- _Records_:
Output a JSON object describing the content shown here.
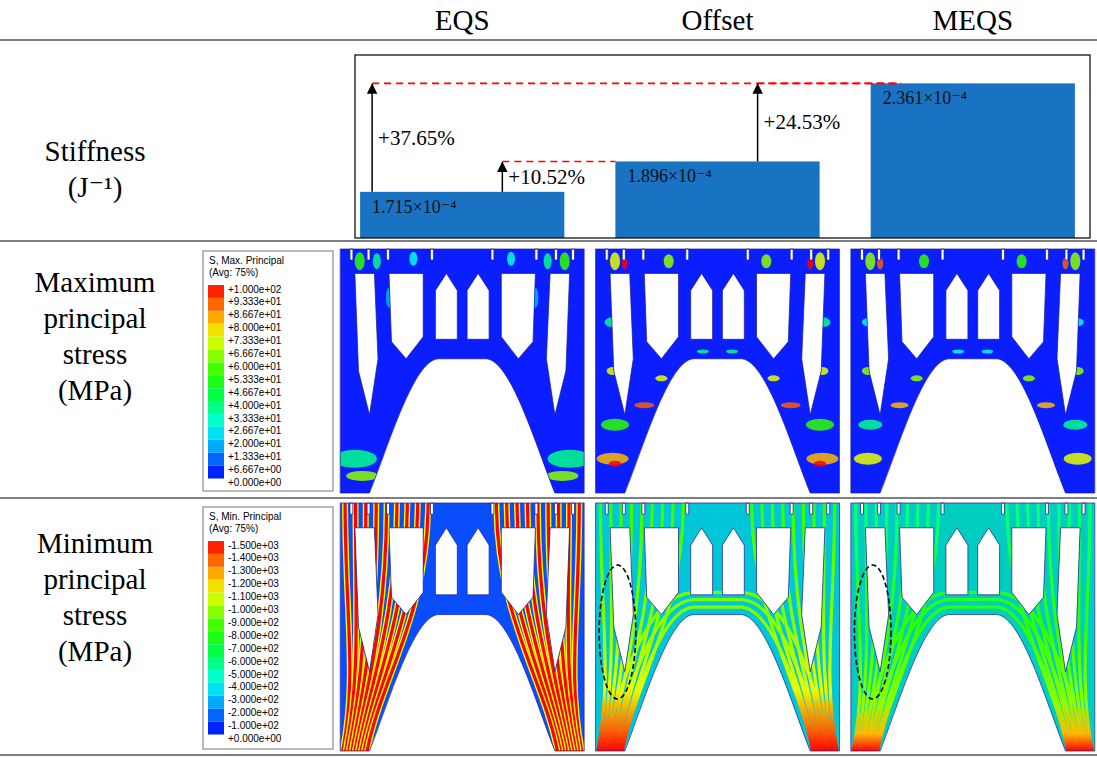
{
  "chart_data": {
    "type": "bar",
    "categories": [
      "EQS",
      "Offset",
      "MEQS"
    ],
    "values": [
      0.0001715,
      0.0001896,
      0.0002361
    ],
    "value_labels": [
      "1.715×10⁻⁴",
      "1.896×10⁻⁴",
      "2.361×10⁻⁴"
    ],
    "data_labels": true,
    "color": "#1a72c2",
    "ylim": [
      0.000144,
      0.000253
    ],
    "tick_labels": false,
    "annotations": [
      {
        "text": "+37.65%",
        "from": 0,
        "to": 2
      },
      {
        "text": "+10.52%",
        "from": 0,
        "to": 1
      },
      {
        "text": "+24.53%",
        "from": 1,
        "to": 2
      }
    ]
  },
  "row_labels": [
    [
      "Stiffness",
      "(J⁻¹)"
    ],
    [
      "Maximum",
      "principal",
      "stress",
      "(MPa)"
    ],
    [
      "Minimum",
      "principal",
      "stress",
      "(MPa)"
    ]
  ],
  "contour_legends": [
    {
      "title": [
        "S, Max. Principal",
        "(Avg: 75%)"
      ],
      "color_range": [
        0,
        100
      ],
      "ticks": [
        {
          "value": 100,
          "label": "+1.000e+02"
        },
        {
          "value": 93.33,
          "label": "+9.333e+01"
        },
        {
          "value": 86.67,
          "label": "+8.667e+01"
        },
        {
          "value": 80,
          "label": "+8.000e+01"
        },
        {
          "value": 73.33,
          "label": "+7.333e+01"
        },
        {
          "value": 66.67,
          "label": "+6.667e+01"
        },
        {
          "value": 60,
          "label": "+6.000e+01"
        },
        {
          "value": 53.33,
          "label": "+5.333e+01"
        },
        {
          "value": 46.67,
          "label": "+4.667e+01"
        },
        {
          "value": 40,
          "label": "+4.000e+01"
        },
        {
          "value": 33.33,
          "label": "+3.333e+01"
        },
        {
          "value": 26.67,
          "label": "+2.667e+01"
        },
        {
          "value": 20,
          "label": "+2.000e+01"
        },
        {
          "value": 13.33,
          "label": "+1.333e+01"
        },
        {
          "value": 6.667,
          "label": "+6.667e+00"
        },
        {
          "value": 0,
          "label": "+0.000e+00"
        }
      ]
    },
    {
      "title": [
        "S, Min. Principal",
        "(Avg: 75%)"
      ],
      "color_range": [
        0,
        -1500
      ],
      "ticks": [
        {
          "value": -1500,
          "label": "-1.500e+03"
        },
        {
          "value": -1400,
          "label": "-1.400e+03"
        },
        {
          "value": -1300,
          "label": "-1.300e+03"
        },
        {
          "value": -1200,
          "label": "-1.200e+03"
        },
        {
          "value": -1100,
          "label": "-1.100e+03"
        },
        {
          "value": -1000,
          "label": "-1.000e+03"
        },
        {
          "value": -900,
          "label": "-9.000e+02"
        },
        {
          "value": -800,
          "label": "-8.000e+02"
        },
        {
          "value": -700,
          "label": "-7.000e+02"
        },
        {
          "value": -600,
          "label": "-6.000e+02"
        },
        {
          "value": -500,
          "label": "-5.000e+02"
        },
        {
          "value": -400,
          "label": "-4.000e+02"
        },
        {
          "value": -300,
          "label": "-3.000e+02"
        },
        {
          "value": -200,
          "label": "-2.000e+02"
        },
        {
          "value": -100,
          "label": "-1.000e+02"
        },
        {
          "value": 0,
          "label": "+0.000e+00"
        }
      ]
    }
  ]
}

- _DESCRIPTION OF THE TASK_: Print every entry exactly as written, without the pictures.

- _WRITTEN ANSWER_:
Output a JSON object describing the content shown here.
{
  "chart_data": {
    "type": "bar",
    "categories": [
      "EQS",
      "Offset",
      "MEQS"
    ],
    "values": [
      0.0001715,
      0.0001896,
      0.0002361
    ],
    "value_labels": [
      "1.715×10⁻⁴",
      "1.896×10⁻⁴",
      "2.361×10⁻⁴"
    ],
    "data_labels": true,
    "color": "#1a72c2",
    "ylim": [
      0.000144,
      0.000253
    ],
    "tick_labels": false,
    "annotations": [
      {
        "text": "+37.65%",
        "from": 0,
        "to": 2
      },
      {
        "text": "+10.52%",
        "from": 0,
        "to": 1
      },
      {
        "text": "+24.53%",
        "from": 1,
        "to": 2
      }
    ]
  },
  "row_labels": [
    [
      "Stiffness",
      "(J⁻¹)"
    ],
    [
      "Maximum",
      "principal",
      "stress",
      "(MPa)"
    ],
    [
      "Minimum",
      "principal",
      "stress",
      "(MPa)"
    ]
  ],
  "contour_legends": [
    {
      "title": [
        "S, Max. Principal",
        "(Avg: 75%)"
      ],
      "color_range": [
        0,
        100
      ],
      "ticks": [
        {
          "value": 100,
          "label": "+1.000e+02"
        },
        {
          "value": 93.33,
          "label": "+9.333e+01"
        },
        {
          "value": 86.67,
          "label": "+8.667e+01"
        },
        {
          "value": 80,
          "label": "+8.000e+01"
        },
        {
          "value": 73.33,
          "label": "+7.333e+01"
        },
        {
          "value": 66.67,
          "label": "+6.667e+01"
        },
        {
          "value": 60,
          "label": "+6.000e+01"
        },
        {
          "value": 53.33,
          "label": "+5.333e+01"
        },
        {
          "value": 46.67,
          "label": "+4.667e+01"
        },
        {
          "value": 40,
          "label": "+4.000e+01"
        },
        {
          "value": 33.33,
          "label": "+3.333e+01"
        },
        {
          "value": 26.67,
          "label": "+2.667e+01"
        },
        {
          "value": 20,
          "label": "+2.000e+01"
        },
        {
          "value": 13.33,
          "label": "+1.333e+01"
        },
        {
          "value": 6.667,
          "label": "+6.667e+00"
        },
        {
          "value": 0,
          "label": "+0.000e+00"
        }
      ]
    },
    {
      "title": [
        "S, Min. Principal",
        "(Avg: 75%)"
      ],
      "color_range": [
        0,
        -1500
      ],
      "ticks": [
        {
          "value": -1500,
          "label": "-1.500e+03"
        },
        {
          "value": -1400,
          "label": "-1.400e+03"
        },
        {
          "value": -1300,
          "label": "-1.300e+03"
        },
        {
          "value": -1200,
          "label": "-1.200e+03"
        },
        {
          "value": -1100,
          "label": "-1.100e+03"
        },
        {
          "value": -1000,
          "label": "-1.000e+03"
        },
        {
          "value": -900,
          "label": "-9.000e+02"
        },
        {
          "value": -800,
          "label": "-8.000e+02"
        },
        {
          "value": -700,
          "label": "-7.000e+02"
        },
        {
          "value": -600,
          "label": "-6.000e+02"
        },
        {
          "value": -500,
          "label": "-5.000e+02"
        },
        {
          "value": -400,
          "label": "-4.000e+02"
        },
        {
          "value": -300,
          "label": "-3.000e+02"
        },
        {
          "value": -200,
          "label": "-2.000e+02"
        },
        {
          "value": -100,
          "label": "-1.000e+02"
        },
        {
          "value": 0,
          "label": "+0.000e+00"
        }
      ]
    }
  ]
}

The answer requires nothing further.